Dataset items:
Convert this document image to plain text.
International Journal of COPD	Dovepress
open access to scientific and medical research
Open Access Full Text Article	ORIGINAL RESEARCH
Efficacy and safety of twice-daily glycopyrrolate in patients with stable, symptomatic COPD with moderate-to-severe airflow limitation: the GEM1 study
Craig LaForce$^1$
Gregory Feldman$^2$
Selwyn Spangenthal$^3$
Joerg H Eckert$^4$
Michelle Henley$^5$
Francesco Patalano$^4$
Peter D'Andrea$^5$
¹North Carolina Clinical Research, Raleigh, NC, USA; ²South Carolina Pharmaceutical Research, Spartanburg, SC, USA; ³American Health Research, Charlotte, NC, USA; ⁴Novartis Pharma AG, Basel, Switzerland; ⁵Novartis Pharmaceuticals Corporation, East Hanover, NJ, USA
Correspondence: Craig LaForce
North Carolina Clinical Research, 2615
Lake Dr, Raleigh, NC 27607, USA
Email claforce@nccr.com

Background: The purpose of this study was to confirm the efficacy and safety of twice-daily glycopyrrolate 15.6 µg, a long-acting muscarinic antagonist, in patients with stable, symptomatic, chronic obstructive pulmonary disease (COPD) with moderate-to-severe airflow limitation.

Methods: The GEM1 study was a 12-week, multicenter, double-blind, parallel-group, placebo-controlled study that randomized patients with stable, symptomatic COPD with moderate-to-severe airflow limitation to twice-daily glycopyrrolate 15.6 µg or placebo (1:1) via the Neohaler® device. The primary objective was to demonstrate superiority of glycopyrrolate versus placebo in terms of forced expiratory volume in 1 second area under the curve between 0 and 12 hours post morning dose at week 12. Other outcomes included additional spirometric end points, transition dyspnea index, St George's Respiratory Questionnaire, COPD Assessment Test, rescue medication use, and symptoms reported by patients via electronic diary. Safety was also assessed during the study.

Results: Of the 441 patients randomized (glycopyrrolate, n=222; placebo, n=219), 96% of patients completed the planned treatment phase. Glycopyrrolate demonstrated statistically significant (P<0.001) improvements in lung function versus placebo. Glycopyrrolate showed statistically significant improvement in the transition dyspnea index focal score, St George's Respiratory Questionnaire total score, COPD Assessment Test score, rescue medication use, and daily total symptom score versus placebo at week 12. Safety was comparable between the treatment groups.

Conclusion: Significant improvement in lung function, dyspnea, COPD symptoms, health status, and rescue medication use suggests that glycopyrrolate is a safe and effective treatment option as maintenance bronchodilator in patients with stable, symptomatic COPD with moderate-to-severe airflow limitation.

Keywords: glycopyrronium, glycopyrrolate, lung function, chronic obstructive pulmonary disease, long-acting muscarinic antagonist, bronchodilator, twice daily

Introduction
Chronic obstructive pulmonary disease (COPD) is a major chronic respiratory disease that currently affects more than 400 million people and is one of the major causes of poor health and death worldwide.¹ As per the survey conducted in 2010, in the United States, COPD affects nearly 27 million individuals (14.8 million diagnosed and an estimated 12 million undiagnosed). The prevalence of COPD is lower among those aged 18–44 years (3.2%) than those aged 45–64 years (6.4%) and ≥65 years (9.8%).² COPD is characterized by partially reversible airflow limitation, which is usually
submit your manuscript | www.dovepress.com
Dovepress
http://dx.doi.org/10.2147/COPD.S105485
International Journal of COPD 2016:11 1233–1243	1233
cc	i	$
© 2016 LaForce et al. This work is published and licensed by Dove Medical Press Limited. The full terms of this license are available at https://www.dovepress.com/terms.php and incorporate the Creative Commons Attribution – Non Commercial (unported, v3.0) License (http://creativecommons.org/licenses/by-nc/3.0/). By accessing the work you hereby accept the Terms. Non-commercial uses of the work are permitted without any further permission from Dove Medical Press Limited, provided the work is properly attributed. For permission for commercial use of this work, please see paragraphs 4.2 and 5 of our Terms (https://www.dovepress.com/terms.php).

Task goal — Give the number of lines in the data that contain the string "Journal", and nothing else.

Output of the exercise — 2